» **Challenge**: Copy out all lines of the records in which the word "this" appears.

» **Source data**:
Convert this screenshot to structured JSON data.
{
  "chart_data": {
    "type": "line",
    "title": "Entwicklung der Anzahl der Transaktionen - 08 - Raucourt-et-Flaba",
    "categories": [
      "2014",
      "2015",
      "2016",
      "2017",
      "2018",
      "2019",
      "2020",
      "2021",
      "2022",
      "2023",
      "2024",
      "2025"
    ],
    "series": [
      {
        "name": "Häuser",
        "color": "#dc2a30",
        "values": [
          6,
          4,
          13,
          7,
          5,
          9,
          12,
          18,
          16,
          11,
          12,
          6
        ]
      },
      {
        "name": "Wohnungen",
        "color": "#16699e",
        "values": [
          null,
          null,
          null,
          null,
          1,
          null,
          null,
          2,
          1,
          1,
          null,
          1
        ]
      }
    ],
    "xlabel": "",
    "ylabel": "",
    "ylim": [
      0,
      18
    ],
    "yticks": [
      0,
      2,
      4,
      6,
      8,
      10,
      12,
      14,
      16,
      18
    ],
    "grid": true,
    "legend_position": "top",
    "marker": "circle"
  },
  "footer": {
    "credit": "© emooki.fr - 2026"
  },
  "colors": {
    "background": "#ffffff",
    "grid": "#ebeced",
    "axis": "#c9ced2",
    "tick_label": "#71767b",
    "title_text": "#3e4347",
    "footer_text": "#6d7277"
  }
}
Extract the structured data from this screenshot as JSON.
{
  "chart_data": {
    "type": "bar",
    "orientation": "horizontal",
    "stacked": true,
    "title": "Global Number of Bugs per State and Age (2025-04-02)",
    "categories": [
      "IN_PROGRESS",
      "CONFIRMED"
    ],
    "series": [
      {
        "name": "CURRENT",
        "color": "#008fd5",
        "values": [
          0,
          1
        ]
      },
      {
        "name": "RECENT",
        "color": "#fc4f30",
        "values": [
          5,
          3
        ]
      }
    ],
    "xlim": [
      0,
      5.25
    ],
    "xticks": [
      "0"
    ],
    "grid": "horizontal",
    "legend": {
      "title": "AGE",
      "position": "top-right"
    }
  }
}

» **Exercise solution**:
Convert this screenshot to structured JSON data.
Extract the structured data from this screenshot as JSON.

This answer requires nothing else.